(Layout element entries)
----------------
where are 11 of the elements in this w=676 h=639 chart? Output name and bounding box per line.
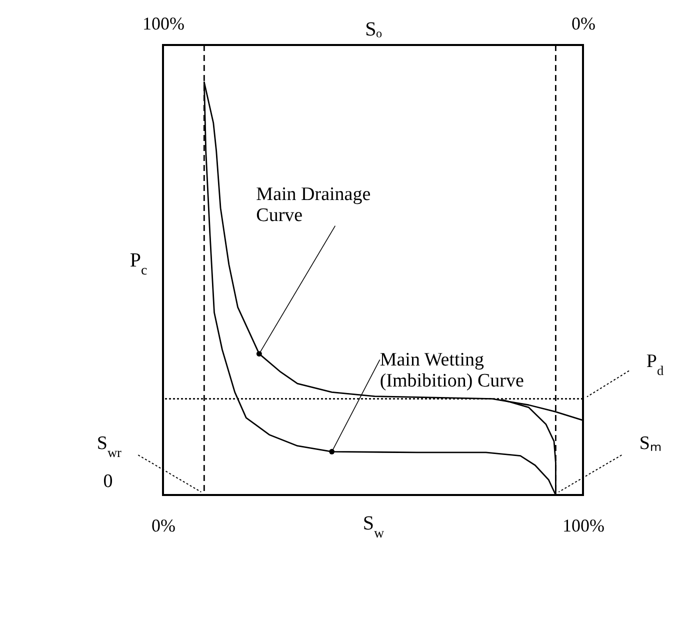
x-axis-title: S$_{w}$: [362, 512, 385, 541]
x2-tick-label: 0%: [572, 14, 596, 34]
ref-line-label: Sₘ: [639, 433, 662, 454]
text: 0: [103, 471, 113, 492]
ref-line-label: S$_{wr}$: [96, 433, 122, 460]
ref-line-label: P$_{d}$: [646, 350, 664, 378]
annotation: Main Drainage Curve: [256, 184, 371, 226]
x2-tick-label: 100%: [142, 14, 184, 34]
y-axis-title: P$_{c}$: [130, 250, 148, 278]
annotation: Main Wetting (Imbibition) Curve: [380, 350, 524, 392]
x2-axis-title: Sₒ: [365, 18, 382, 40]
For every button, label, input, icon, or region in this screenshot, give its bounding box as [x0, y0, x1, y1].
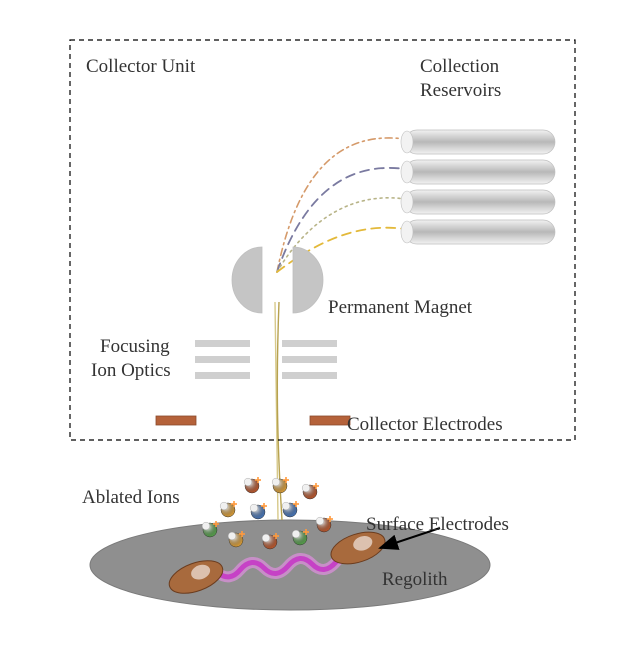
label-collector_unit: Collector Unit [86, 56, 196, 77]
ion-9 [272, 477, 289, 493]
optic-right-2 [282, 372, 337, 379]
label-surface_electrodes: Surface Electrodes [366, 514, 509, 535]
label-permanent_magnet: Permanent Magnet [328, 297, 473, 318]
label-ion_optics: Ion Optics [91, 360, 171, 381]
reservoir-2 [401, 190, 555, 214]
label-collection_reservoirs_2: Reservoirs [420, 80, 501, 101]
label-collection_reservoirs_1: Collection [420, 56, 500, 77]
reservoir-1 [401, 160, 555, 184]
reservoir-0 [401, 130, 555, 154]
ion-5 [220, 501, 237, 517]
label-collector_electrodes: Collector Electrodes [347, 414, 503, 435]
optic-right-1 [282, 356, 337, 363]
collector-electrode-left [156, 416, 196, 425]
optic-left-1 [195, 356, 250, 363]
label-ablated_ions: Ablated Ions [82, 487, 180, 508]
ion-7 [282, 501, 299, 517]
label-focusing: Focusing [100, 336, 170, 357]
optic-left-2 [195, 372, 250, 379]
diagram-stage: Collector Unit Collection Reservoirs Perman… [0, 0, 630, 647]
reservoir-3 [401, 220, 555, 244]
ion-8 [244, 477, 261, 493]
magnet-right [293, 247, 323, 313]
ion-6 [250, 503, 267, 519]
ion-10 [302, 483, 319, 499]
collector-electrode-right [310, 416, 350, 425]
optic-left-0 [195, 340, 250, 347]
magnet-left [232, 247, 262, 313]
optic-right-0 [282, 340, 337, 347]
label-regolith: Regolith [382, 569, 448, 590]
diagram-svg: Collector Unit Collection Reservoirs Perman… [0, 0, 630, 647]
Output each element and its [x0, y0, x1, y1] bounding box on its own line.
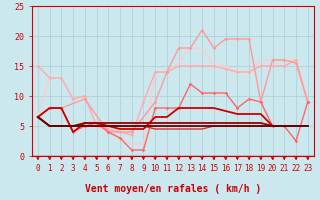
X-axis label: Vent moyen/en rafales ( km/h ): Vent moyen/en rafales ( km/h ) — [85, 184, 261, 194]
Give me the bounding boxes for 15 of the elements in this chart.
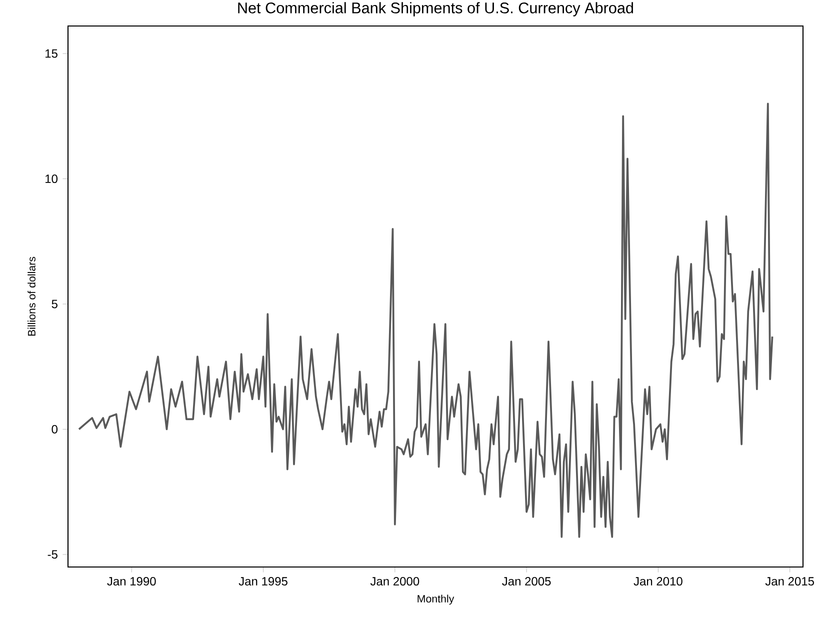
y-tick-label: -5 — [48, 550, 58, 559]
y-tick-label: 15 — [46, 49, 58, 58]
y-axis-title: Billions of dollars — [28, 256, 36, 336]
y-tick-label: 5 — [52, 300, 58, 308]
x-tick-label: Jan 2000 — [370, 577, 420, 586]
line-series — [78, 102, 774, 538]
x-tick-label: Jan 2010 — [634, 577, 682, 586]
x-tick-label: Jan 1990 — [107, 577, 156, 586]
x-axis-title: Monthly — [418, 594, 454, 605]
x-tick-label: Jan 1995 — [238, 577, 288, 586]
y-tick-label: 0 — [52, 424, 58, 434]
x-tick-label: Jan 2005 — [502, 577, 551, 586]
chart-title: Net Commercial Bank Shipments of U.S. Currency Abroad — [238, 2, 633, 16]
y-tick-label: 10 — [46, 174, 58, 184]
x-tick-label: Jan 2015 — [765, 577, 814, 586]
----------------
> _Exercise task_
Copy the listing above without the picture lines, substituting "x-axis-tick" for every "x-tick-label" and leaving everything else the same.

> _The answer_
where are 11 of the elements in this w=676 h=639 chart? Output name and bounding box per line.
x-axis-title: S$_{w}$: [362, 512, 385, 541]
x2-tick-label: 0%: [572, 14, 596, 34]
ref-line-label: Sₘ: [639, 433, 662, 454]
text: 0: [103, 471, 113, 492]
ref-line-label: S$_{wr}$: [96, 433, 122, 460]
ref-line-label: P$_{d}$: [646, 350, 664, 378]
annotation: Main Drainage Curve: [256, 184, 371, 226]
x2-tick-label: 100%: [142, 14, 184, 34]
y-axis-title: P$_{c}$: [130, 250, 148, 278]
annotation: Main Wetting (Imbibition) Curve: [380, 350, 524, 392]
x2-axis-title: Sₒ: [365, 18, 382, 40]
For every button, label, input, icon, or region in this screenshot, give its bounding box as [x0, y0, x1, y1].
label-collector_unit: Collector Unit [86, 56, 196, 77]
ion-9 [272, 477, 289, 493]
optic-right-2 [282, 372, 337, 379]
label-surface_electrodes: Surface Electrodes [366, 514, 509, 535]
label-permanent_magnet: Permanent Magnet [328, 297, 473, 318]
label-ion_optics: Ion Optics [91, 360, 171, 381]
reservoir-2 [401, 190, 555, 214]
label-collection_reservoirs_2: Reservoirs [420, 80, 501, 101]
label-collection_reservoirs_1: Collection [420, 56, 500, 77]
reservoir-1 [401, 160, 555, 184]
reservoir-0 [401, 130, 555, 154]
ion-5 [220, 501, 237, 517]
label-collector_electrodes: Collector Electrodes [347, 414, 503, 435]
optic-right-1 [282, 356, 337, 363]
collector-electrode-left [156, 416, 196, 425]
optic-left-1 [195, 356, 250, 363]
label-ablated_ions: Ablated Ions [82, 487, 180, 508]
ion-7 [282, 501, 299, 517]
label-focusing: Focusing [100, 336, 170, 357]
optic-left-2 [195, 372, 250, 379]
diagram-stage: Collector Unit Collection Reservoirs Perman… [0, 0, 630, 647]
reservoir-3 [401, 220, 555, 244]
ion-8 [244, 477, 261, 493]
magnet-right [293, 247, 323, 313]
ion-6 [250, 503, 267, 519]
ion-10 [302, 483, 319, 499]
collector-electrode-right [310, 416, 350, 425]
optic-left-0 [195, 340, 250, 347]
magnet-left [232, 247, 262, 313]
optic-right-0 [282, 340, 337, 347]
label-regolith: Regolith [382, 569, 448, 590]
diagram-svg: Collector Unit Collection Reservoirs Perman… [0, 0, 630, 647]
Output each element and its [x0, y0, x1, y1] bounding box on its own line.
X-axis label: Vent moyen/en rafales ( km/h ): Vent moyen/en rafales ( km/h ) — [85, 184, 261, 194]
Give me the bounding boxes for 15 of the elements in this chart.
y-tick-label: -5 — [48, 550, 58, 559]
y-tick-label: 15 — [46, 49, 58, 58]
y-axis-title: Billions of dollars — [28, 256, 36, 336]
y-tick-label: 5 — [52, 300, 58, 308]
x-axis-tick: Jan 2000 — [370, 577, 420, 586]
line-series — [78, 102, 774, 538]
x-axis-tick: Jan 2010 — [634, 577, 682, 586]
x-axis-tick: Jan 1990 — [107, 577, 156, 586]
x-axis-title: Monthly — [418, 594, 454, 605]
x-axis-tick: Jan 1995 — [238, 577, 288, 586]
y-tick-label: 0 — [52, 424, 58, 434]
x-axis-tick: Jan 2005 — [502, 577, 551, 586]
chart-title: Net Commercial Bank Shipments of U.S. Currency Abroad — [238, 2, 633, 16]
y-tick-label: 10 — [46, 174, 58, 184]
x-axis-tick: Jan 2015 — [765, 577, 814, 586]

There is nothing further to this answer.